■ **Exercise aim**:
A faithful transcription of all the data is required.

■ **Data provided**:
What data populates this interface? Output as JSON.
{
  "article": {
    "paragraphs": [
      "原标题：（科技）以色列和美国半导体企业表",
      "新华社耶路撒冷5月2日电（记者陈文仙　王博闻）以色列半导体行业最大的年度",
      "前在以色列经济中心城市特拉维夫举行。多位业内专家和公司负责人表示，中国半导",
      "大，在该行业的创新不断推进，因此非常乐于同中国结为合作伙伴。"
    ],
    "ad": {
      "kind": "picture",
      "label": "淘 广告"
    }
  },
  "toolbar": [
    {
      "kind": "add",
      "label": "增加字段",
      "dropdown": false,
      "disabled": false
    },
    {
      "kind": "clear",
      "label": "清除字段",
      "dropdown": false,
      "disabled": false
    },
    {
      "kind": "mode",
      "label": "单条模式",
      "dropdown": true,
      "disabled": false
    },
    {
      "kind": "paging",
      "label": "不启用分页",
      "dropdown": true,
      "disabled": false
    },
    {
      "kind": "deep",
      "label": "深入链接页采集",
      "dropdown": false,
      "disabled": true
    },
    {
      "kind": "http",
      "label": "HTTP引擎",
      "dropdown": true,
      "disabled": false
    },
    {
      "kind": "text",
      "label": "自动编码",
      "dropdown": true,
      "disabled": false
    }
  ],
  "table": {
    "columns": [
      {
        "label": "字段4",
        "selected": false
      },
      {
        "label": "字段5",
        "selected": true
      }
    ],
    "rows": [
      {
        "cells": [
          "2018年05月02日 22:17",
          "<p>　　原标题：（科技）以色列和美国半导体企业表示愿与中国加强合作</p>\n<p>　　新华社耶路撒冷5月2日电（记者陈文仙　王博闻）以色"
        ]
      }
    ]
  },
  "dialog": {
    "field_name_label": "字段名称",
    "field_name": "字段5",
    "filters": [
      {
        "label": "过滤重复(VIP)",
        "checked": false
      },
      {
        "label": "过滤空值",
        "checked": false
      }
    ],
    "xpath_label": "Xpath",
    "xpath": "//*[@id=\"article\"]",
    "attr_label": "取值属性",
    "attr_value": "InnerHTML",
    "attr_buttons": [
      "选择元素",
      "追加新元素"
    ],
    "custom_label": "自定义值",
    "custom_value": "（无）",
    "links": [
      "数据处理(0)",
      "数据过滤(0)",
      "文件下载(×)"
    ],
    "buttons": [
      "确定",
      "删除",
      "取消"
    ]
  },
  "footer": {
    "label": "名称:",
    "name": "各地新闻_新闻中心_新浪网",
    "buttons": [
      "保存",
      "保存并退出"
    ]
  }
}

■ **Task result**:
What data populates this interface? Output as JSON.
{
  "article": {
    "paragraphs": [
      "原标题：（科技）以色列和美国半导体企业表",
      "新华社耶路撒冷5月2日电（记者陈文仙　王博闻）以色列半导体行业最大的年度",
      "前在以色列经济中心城市特拉维夫举行。多位业内专家和公司负责人表示，中国半导",
      "大，在该行业的创新不断推进，因此非常乐于同中国结为合作伙伴。"
    ],
    "ad": {
      "kind": "picture",
      "label": "淘 广告"
    }
  },
  "toolbar": [
    {
      "kind": "add",
      "label": "增加字段",
      "dropdown": false,
      "disabled": false
    },
    {
      "kind": "clear",
      "label": "清除字段",
      "dropdown": false,
      "disabled": false
    },
    {
      "kind": "mode",
      "label": "单条模式",
      "dropdown": true,
      "disabled": false
    },
    {
      "kind": "paging",
      "label": "不启用分页",
      "dropdown": true,
      "disabled": false
    },
    {
      "kind": "deep",
      "label": "深入链接页采集",
      "dropdown": false,
      "disabled": true
    },
    {
      "kind": "http",
      "label": "HTTP引擎",
      "dropdown": true,
      "disabled": false
    },
    {
      "kind": "text",
      "label": "自动编码",
      "dropdown": true,
      "disabled": false
    }
  ],
  "table": {
    "columns": [
      {
        "label": "字段4",
        "selected": false
      },
      {
        "label": "字段5",
        "selected": true
      }
    ],
    "rows": [
      {
        "cells": [
          "2018年05月02日 22:17",
          "<p>　　原标题：（科技）以色列和美国半导体企业表示愿与中国加强合作</p>\n<p>　　新华社耶路撒冷5月2日电（记者陈文仙　王博闻）以色"
        ]
      }
    ]
  },
  "dialog": {
    "field_name_label": "字段名称",
    "field_name": "字段5",
    "filters": [
      {
        "label": "过滤重复(VIP)",
        "checked": false
      },
      {
        "label": "过滤空值",
        "checked": false
      }
    ],
    "xpath_label": "Xpath",
    "xpath": "//*[@id=\"article\"]",
    "attr_label": "取值属性",
    "attr_value": "InnerHTML",
    "attr_buttons": [
      "选择元素",
      "追加新元素"
    ],
    "custom_label": "自定义值",
    "custom_value": "（无）",
    "links": [
      "数据处理(0)",
      "数据过滤(0)",
      "文件下载(×)"
    ],
    "buttons": [
      "确定",
      "删除",
      "取消"
    ]
  },
  "footer": {
    "label": "名称:",
    "name": "各地新闻_新闻中心_新浪网",
    "buttons": [
      "保存",
      "保存并退出"
    ]
  }
}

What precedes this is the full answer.